#### Recorded data ####

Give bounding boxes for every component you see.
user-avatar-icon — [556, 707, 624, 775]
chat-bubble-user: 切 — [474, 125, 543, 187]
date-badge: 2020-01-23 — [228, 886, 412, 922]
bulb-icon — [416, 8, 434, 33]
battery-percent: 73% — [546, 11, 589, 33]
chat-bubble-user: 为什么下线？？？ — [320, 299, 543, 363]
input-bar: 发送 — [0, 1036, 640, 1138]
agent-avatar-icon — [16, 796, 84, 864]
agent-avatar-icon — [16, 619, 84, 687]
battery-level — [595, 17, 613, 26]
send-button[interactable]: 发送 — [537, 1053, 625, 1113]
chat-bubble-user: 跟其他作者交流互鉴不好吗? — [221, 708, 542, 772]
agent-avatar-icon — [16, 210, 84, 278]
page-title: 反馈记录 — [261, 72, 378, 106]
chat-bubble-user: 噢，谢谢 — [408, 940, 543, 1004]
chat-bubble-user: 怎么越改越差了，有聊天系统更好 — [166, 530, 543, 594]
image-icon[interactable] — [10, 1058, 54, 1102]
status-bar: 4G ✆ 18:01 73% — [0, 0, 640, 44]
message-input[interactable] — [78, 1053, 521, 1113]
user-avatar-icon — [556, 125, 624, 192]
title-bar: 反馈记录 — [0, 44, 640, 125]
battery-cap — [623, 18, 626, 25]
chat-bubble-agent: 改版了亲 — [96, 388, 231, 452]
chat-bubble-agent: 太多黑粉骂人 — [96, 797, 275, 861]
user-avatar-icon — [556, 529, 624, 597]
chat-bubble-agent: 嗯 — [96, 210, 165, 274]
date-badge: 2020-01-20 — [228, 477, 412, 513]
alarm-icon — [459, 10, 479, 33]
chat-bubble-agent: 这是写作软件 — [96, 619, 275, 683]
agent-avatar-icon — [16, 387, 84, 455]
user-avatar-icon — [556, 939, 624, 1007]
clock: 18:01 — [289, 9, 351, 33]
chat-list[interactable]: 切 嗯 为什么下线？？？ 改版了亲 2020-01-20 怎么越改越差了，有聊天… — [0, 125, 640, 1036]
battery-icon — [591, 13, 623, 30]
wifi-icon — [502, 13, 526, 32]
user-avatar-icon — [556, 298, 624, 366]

####

Stated goal:
Rewrite all of the data above, replacing every occurrence of "agent-avatar-icon" with "support-avatar-icon" and keeping everything else the same.

Task answer:
Give bounding boxes for every component you see.
user-avatar-icon — [556, 707, 624, 775]
chat-bubble-user: 切 — [474, 125, 543, 187]
date-badge: 2020-01-23 — [228, 886, 412, 922]
bulb-icon — [416, 8, 434, 33]
battery-percent: 73% — [546, 11, 589, 33]
chat-bubble-user: 为什么下线？？？ — [320, 299, 543, 363]
input-bar: 发送 — [0, 1036, 640, 1138]
support-avatar-icon — [16, 796, 84, 864]
support-avatar-icon — [16, 619, 84, 687]
battery-level — [595, 17, 613, 26]
send-button[interactable]: 发送 — [537, 1053, 625, 1113]
chat-bubble-user: 跟其他作者交流互鉴不好吗? — [221, 708, 542, 772]
support-avatar-icon — [16, 210, 84, 278]
page-title: 反馈记录 — [261, 72, 378, 106]
chat-bubble-user: 噢，谢谢 — [408, 940, 543, 1004]
chat-bubble-user: 怎么越改越差了，有聊天系统更好 — [166, 530, 543, 594]
image-icon[interactable] — [10, 1058, 54, 1102]
status-bar: 4G ✆ 18:01 73% — [0, 0, 640, 44]
message-input[interactable] — [78, 1053, 521, 1113]
user-avatar-icon — [556, 125, 624, 192]
title-bar: 反馈记录 — [0, 44, 640, 125]
battery-cap — [623, 18, 626, 25]
chat-bubble-agent: 改版了亲 — [96, 388, 231, 452]
chat-bubble-agent: 太多黑粉骂人 — [96, 797, 275, 861]
user-avatar-icon — [556, 529, 624, 597]
chat-bubble-agent: 嗯 — [96, 210, 165, 274]
date-badge: 2020-01-20 — [228, 477, 412, 513]
alarm-icon — [459, 10, 479, 33]
chat-bubble-agent: 这是写作软件 — [96, 619, 275, 683]
support-avatar-icon — [16, 387, 84, 455]
user-avatar-icon — [556, 939, 624, 1007]
clock: 18:01 — [289, 9, 351, 33]
chat-list[interactable]: 切 嗯 为什么下线？？？ 改版了亲 2020-01-20 怎么越改越差了，有聊天… — [0, 125, 640, 1036]
battery-icon — [591, 13, 623, 30]
wifi-icon — [502, 13, 526, 32]
user-avatar-icon — [556, 298, 624, 366]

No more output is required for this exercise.